• Task requirements
Reproduce all entries verbatim, with nothing added or dropped.

================

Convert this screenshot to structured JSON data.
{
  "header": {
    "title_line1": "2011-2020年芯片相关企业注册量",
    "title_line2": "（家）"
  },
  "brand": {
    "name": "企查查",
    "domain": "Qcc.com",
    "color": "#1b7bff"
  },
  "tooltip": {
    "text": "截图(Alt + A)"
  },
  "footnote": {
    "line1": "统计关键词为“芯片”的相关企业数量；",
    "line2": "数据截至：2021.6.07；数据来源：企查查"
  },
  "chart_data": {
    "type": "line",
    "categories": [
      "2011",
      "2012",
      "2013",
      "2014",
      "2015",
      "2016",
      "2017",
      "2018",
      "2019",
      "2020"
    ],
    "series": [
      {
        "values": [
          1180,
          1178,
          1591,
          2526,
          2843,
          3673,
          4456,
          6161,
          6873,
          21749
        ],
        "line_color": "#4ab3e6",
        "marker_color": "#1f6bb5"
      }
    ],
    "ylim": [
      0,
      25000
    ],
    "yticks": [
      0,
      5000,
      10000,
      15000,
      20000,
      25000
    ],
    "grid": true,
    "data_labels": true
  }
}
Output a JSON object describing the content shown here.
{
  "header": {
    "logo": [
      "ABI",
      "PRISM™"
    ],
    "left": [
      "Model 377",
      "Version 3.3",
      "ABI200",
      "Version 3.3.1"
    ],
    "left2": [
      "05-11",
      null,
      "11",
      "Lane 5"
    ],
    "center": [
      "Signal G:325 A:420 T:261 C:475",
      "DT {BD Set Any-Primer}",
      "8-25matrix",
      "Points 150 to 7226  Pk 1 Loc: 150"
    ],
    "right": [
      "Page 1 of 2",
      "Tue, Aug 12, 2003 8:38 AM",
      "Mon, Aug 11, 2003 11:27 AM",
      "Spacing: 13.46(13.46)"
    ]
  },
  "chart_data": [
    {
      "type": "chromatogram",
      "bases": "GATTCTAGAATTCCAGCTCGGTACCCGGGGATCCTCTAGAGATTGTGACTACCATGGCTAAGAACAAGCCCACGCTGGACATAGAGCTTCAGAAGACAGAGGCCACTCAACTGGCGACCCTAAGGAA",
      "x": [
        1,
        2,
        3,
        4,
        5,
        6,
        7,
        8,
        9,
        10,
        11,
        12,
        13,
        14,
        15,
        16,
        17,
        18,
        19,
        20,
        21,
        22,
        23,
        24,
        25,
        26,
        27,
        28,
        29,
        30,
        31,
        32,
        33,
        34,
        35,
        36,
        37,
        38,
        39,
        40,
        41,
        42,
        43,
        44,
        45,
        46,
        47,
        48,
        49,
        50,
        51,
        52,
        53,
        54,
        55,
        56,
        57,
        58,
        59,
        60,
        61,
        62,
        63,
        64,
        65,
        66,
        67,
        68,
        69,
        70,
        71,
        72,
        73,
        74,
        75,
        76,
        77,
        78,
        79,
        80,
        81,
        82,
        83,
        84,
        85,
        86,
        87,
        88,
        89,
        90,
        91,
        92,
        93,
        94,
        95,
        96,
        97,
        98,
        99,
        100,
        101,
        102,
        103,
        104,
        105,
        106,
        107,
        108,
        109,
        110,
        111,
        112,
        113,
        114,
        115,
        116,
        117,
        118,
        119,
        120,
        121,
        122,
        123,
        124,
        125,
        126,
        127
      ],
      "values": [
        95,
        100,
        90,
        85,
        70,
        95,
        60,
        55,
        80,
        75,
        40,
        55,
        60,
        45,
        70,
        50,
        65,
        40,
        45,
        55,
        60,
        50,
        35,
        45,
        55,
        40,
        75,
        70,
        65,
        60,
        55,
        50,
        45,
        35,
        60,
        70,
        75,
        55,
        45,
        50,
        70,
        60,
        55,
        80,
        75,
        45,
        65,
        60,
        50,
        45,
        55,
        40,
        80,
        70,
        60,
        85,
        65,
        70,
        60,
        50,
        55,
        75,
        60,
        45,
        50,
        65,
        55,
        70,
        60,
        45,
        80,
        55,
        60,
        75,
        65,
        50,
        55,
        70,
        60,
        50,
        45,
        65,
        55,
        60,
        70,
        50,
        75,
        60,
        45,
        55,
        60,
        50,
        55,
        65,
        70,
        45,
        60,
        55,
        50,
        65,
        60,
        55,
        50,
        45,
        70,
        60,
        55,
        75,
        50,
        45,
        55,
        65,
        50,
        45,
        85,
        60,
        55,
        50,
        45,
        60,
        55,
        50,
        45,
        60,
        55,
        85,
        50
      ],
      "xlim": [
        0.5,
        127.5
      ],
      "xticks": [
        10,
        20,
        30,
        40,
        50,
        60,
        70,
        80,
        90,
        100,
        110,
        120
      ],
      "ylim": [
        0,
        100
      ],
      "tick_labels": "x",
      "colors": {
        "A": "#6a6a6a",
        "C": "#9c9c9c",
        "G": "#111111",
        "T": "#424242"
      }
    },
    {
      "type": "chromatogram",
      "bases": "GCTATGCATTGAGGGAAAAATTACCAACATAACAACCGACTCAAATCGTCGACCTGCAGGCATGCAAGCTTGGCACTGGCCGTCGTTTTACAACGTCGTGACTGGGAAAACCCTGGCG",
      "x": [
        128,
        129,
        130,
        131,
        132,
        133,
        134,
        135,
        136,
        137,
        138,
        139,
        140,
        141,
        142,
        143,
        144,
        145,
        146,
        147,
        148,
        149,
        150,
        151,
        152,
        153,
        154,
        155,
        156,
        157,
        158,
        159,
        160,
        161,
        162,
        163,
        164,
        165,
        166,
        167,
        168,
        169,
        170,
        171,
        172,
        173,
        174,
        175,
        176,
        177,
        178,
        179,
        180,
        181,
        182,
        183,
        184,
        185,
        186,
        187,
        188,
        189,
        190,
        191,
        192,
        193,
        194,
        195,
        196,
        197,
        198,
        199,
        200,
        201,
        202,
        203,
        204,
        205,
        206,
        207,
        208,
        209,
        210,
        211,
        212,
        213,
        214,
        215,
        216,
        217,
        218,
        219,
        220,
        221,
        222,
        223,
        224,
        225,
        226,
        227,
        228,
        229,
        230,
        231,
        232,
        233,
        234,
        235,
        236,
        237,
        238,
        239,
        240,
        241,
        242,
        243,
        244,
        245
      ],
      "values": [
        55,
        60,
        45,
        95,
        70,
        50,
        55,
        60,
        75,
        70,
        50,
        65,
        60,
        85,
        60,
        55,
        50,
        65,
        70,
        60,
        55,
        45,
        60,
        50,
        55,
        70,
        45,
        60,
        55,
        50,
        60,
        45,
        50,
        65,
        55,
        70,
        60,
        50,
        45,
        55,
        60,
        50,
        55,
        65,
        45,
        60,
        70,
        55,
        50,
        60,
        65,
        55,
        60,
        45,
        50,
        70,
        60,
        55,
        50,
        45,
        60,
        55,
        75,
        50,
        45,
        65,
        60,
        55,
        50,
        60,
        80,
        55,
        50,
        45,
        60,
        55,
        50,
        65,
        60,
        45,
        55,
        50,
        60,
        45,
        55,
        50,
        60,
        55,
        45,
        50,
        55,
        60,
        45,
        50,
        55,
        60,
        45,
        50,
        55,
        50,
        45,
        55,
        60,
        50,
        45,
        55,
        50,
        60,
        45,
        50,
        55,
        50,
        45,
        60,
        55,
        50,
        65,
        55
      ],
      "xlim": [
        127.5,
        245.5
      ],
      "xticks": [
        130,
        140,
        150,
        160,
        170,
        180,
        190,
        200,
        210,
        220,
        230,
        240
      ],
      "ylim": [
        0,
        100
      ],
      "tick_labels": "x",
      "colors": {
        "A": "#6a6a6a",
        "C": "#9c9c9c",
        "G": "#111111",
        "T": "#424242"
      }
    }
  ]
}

================

• Worked solution
Convert this screenshot to structured JSON data.
{
  "header": {
    "title_line1": "2011-2020年芯片相关企业注册量",
    "title_line2": "（家）"
  },
  "brand": {
    "name": "企查查",
    "domain": "Qcc.com",
    "color": "#1b7bff"
  },
  "tooltip": {
    "text": "截图(Alt + A)"
  },
  "footnote": {
    "line1": "统计关键词为“芯片”的相关企业数量；",
    "line2": "数据截至：2021.6.07；数据来源：企查查"
  },
  "chart_data": {
    "type": "line",
    "categories": [
      "2011",
      "2012",
      "2013",
      "2014",
      "2015",
      "2016",
      "2017",
      "2018",
      "2019",
      "2020"
    ],
    "series": [
      {
        "values": [
          1180,
          1178,
          1591,
          2526,
          2843,
          3673,
          4456,
          6161,
          6873,
          21749
        ],
        "line_color": "#4ab3e6",
        "marker_color": "#1f6bb5"
      }
    ],
    "ylim": [
      0,
      25000
    ],
    "yticks": [
      0,
      5000,
      10000,
      15000,
      20000,
      25000
    ],
    "grid": true,
    "data_labels": true
  }
}
Output a JSON object describing the content shown here.
{
  "header": {
    "logo": [
      "ABI",
      "PRISM™"
    ],
    "left": [
      "Model 377",
      "Version 3.3",
      "ABI200",
      "Version 3.3.1"
    ],
    "left2": [
      "05-11",
      null,
      "11",
      "Lane 5"
    ],
    "center": [
      "Signal G:325 A:420 T:261 C:475",
      "DT {BD Set Any-Primer}",
      "8-25matrix",
      "Points 150 to 7226  Pk 1 Loc: 150"
    ],
    "right": [
      "Page 1 of 2",
      "Tue, Aug 12, 2003 8:38 AM",
      "Mon, Aug 11, 2003 11:27 AM",
      "Spacing: 13.46(13.46)"
    ]
  },
  "chart_data": [
    {
      "type": "chromatogram",
      "bases": "GATTCTAGAATTCCAGCTCGGTACCCGGGGATCCTCTAGAGATTGTGACTACCATGGCTAAGAACAAGCCCACGCTGGACATAGAGCTTCAGAAGACAGAGGCCACTCAACTGGCGACCCTAAGGAA",
      "x": [
        1,
        2,
        3,
        4,
        5,
        6,
        7,
        8,
        9,
        10,
        11,
        12,
        13,
        14,
        15,
        16,
        17,
        18,
        19,
        20,
        21,
        22,
        23,
        24,
        25,
        26,
        27,
        28,
        29,
        30,
        31,
        32,
        33,
        34,
        35,
        36,
        37,
        38,
        39,
        40,
        41,
        42,
        43,
        44,
        45,
        46,
        47,
        48,
        49,
        50,
        51,
        52,
        53,
        54,
        55,
        56,
        57,
        58,
        59,
        60,
        61,
        62,
        63,
        64,
        65,
        66,
        67,
        68,
        69,
        70,
        71,
        72,
        73,
        74,
        75,
        76,
        77,
        78,
        79,
        80,
        81,
        82,
        83,
        84,
        85,
        86,
        87,
        88,
        89,
        90,
        91,
        92,
        93,
        94,
        95,
        96,
        97,
        98,
        99,
        100,
        101,
        102,
        103,
        104,
        105,
        106,
        107,
        108,
        109,
        110,
        111,
        112,
        113,
        114,
        115,
        116,
        117,
        118,
        119,
        120,
        121,
        122,
        123,
        124,
        125,
        126,
        127
      ],
      "values": [
        95,
        100,
        90,
        85,
        70,
        95,
        60,
        55,
        80,
        75,
        40,
        55,
        60,
        45,
        70,
        50,
        65,
        40,
        45,
        55,
        60,
        50,
        35,
        45,
        55,
        40,
        75,
        70,
        65,
        60,
        55,
        50,
        45,
        35,
        60,
        70,
        75,
        55,
        45,
        50,
        70,
        60,
        55,
        80,
        75,
        45,
        65,
        60,
        50,
        45,
        55,
        40,
        80,
        70,
        60,
        85,
        65,
        70,
        60,
        50,
        55,
        75,
        60,
        45,
        50,
        65,
        55,
        70,
        60,
        45,
        80,
        55,
        60,
        75,
        65,
        50,
        55,
        70,
        60,
        50,
        45,
        65,
        55,
        60,
        70,
        50,
        75,
        60,
        45,
        55,
        60,
        50,
        55,
        65,
        70,
        45,
        60,
        55,
        50,
        65,
        60,
        55,
        50,
        45,
        70,
        60,
        55,
        75,
        50,
        45,
        55,
        65,
        50,
        45,
        85,
        60,
        55,
        50,
        45,
        60,
        55,
        50,
        45,
        60,
        55,
        85,
        50
      ],
      "xlim": [
        0.5,
        127.5
      ],
      "xticks": [
        10,
        20,
        30,
        40,
        50,
        60,
        70,
        80,
        90,
        100,
        110,
        120
      ],
      "ylim": [
        0,
        100
      ],
      "tick_labels": "x",
      "colors": {
        "A": "#6a6a6a",
        "C": "#9c9c9c",
        "G": "#111111",
        "T": "#424242"
      }
    },
    {
      "type": "chromatogram",
      "bases": "GCTATGCATTGAGGGAAAAATTACCAACATAACAACCGACTCAAATCGTCGACCTGCAGGCATGCAAGCTTGGCACTGGCCGTCGTTTTACAACGTCGTGACTGGGAAAACCCTGGCG",
      "x": [
        128,
        129,
        130,
        131,
        132,
        133,
        134,
        135,
        136,
        137,
        138,
        139,
        140,
        141,
        142,
        143,
        144,
        145,
        146,
        147,
        148,
        149,
        150,
        151,
        152,
        153,
        154,
        155,
        156,
        157,
        158,
        159,
        160,
        161,
        162,
        163,
        164,
        165,
        166,
        167,
        168,
        169,
        170,
        171,
        172,
        173,
        174,
        175,
        176,
        177,
        178,
        179,
        180,
        181,
        182,
        183,
        184,
        185,
        186,
        187,
        188,
        189,
        190,
        191,
        192,
        193,
        194,
        195,
        196,
        197,
        198,
        199,
        200,
        201,
        202,
        203,
        204,
        205,
        206,
        207,
        208,
        209,
        210,
        211,
        212,
        213,
        214,
        215,
        216,
        217,
        218,
        219,
        220,
        221,
        222,
        223,
        224,
        225,
        226,
        227,
        228,
        229,
        230,
        231,
        232,
        233,
        234,
        235,
        236,
        237,
        238,
        239,
        240,
        241,
        242,
        243,
        244,
        245
      ],
      "values": [
        55,
        60,
        45,
        95,
        70,
        50,
        55,
        60,
        75,
        70,
        50,
        65,
        60,
        85,
        60,
        55,
        50,
        65,
        70,
        60,
        55,
        45,
        60,
        50,
        55,
        70,
        45,
        60,
        55,
        50,
        60,
        45,
        50,
        65,
        55,
        70,
        60,
        50,
        45,
        55,
        60,
        50,
        55,
        65,
        45,
        60,
        70,
        55,
        50,
        60,
        65,
        55,
        60,
        45,
        50,
        70,
        60,
        55,
        50,
        45,
        60,
        55,
        75,
        50,
        45,
        65,
        60,
        55,
        50,
        60,
        80,
        55,
        50,
        45,
        60,
        55,
        50,
        65,
        60,
        45,
        55,
        50,
        60,
        45,
        55,
        50,
        60,
        55,
        45,
        50,
        55,
        60,
        45,
        50,
        55,
        60,
        45,
        50,
        55,
        50,
        45,
        55,
        60,
        50,
        45,
        55,
        50,
        60,
        45,
        50,
        55,
        50,
        45,
        60,
        55,
        50,
        65,
        55
      ],
      "xlim": [
        127.5,
        245.5
      ],
      "xticks": [
        130,
        140,
        150,
        160,
        170,
        180,
        190,
        200,
        210,
        220,
        230,
        240
      ],
      "ylim": [
        0,
        100
      ],
      "tick_labels": "x",
      "colors": {
        "A": "#6a6a6a",
        "C": "#9c9c9c",
        "G": "#111111",
        "T": "#424242"
      }
    }
  ]
}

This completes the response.